* **Records**:
-*-

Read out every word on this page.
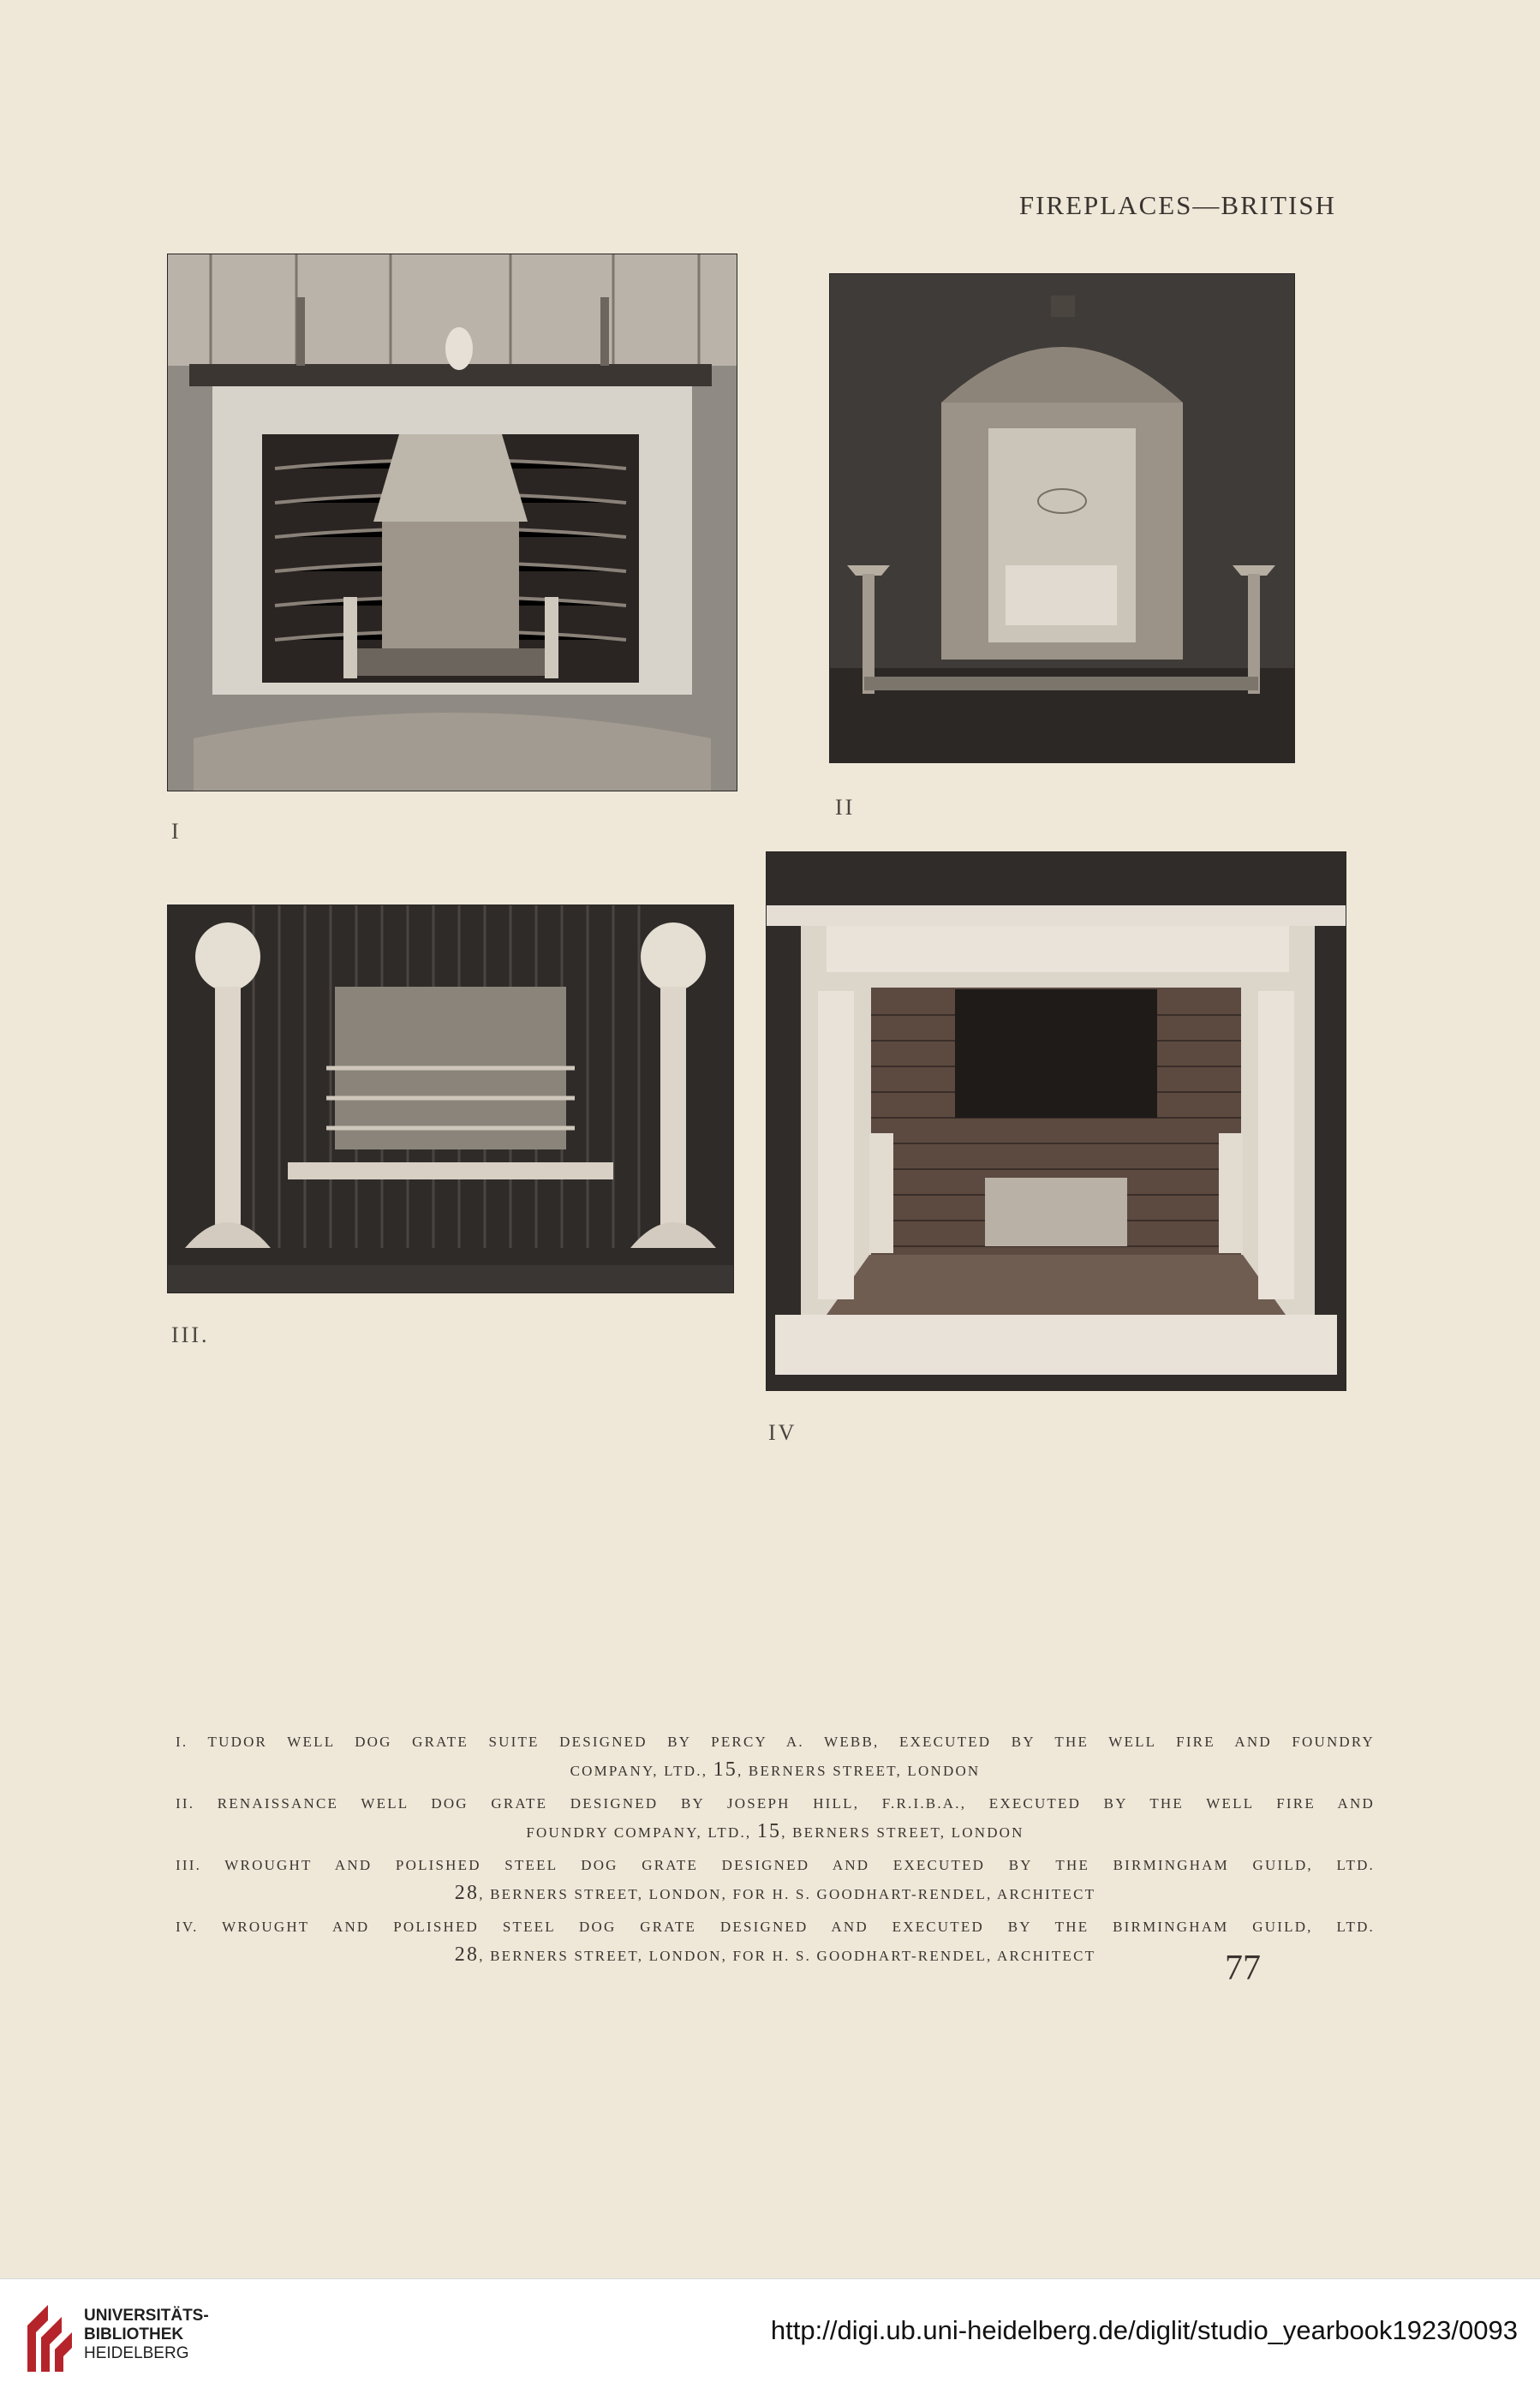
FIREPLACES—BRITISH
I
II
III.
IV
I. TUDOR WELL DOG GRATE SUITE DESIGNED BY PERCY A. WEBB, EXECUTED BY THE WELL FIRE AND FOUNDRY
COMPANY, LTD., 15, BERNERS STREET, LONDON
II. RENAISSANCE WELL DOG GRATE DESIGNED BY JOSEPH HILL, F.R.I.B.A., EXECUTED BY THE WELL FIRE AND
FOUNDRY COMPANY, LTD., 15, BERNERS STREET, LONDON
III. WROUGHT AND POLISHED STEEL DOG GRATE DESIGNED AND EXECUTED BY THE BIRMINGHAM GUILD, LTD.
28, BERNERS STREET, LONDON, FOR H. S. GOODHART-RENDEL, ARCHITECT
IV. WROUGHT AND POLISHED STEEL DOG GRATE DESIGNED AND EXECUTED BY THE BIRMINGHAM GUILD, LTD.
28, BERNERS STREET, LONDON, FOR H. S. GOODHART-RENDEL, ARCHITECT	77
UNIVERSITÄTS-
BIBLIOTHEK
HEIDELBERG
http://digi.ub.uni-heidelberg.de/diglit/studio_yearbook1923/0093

-*-

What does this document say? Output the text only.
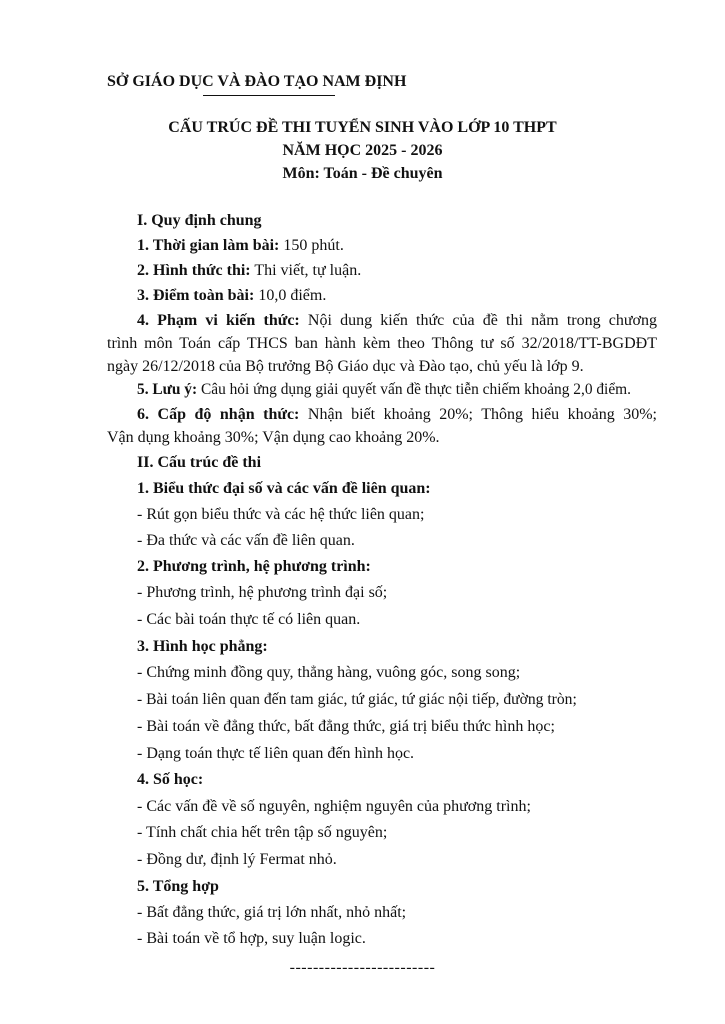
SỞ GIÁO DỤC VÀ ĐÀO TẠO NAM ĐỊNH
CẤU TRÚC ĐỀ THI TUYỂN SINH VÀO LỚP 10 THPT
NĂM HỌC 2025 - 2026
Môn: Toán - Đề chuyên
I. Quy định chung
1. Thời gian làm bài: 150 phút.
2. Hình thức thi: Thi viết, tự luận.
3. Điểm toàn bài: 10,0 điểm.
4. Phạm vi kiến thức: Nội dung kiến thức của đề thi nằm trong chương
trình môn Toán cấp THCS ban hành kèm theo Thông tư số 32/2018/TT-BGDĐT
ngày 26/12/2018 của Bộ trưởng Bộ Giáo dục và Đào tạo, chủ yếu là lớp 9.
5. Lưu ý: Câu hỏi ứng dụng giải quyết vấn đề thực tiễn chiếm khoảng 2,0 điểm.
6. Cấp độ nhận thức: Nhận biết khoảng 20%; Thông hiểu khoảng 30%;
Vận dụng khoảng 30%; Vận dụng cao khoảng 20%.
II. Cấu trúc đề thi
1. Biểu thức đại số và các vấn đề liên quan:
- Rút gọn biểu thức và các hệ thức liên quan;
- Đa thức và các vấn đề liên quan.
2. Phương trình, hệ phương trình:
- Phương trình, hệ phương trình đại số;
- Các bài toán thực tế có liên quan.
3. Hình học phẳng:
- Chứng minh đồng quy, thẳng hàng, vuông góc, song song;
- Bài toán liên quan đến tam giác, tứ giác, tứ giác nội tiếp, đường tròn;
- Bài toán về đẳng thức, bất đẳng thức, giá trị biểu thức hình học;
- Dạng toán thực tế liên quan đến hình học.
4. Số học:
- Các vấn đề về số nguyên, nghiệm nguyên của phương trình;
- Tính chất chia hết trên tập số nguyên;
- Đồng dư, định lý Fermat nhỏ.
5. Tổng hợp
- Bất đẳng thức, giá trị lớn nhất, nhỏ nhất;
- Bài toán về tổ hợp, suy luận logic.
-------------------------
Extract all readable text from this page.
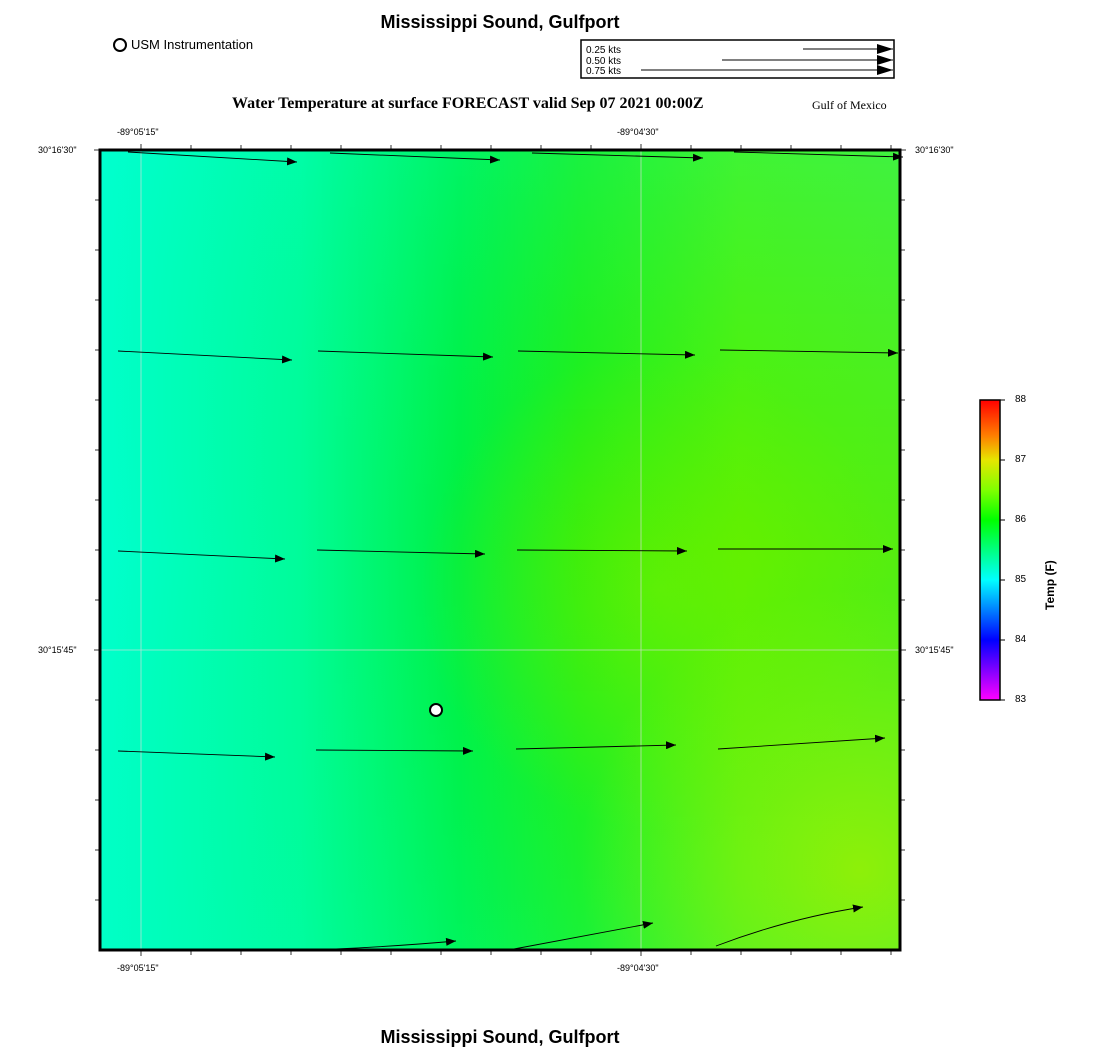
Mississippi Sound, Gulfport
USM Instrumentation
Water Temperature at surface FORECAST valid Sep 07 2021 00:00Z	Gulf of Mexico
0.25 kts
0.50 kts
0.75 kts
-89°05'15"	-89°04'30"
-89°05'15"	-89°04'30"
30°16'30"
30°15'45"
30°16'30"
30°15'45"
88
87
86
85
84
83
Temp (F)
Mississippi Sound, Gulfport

-*-

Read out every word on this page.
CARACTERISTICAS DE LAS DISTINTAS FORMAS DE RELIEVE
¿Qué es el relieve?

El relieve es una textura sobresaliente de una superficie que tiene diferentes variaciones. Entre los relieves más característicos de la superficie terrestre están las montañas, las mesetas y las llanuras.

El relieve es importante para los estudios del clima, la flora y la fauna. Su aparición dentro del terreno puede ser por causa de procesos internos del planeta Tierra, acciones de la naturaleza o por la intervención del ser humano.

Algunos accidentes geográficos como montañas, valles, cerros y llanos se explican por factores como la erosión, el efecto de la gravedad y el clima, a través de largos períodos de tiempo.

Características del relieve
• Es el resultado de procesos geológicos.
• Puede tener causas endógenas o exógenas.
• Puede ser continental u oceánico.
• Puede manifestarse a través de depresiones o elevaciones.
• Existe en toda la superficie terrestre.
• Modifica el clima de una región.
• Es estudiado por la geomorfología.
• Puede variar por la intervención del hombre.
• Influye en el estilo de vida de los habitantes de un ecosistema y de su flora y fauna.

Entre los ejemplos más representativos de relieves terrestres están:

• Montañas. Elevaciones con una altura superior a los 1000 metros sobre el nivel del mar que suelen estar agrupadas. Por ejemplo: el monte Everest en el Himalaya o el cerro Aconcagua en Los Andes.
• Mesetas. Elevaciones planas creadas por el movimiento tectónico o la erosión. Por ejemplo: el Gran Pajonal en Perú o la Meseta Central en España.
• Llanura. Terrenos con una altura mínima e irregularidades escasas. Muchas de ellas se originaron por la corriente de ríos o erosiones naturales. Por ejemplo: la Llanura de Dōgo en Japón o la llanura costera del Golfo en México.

-*-

* **Short problem**:
Show the lines where the word "STEEL" appears in the entries.

* **Full response**:
III. WROUGHT AND POLISHED STEEL DOG GRATE DESIGNED AND EXECUTED BY THE BIRMINGHAM GUILD, LTD.
IV. WROUGHT AND POLISHED STEEL DOG GRATE DESIGNED AND EXECUTED BY THE BIRMINGHAM GUILD, LTD.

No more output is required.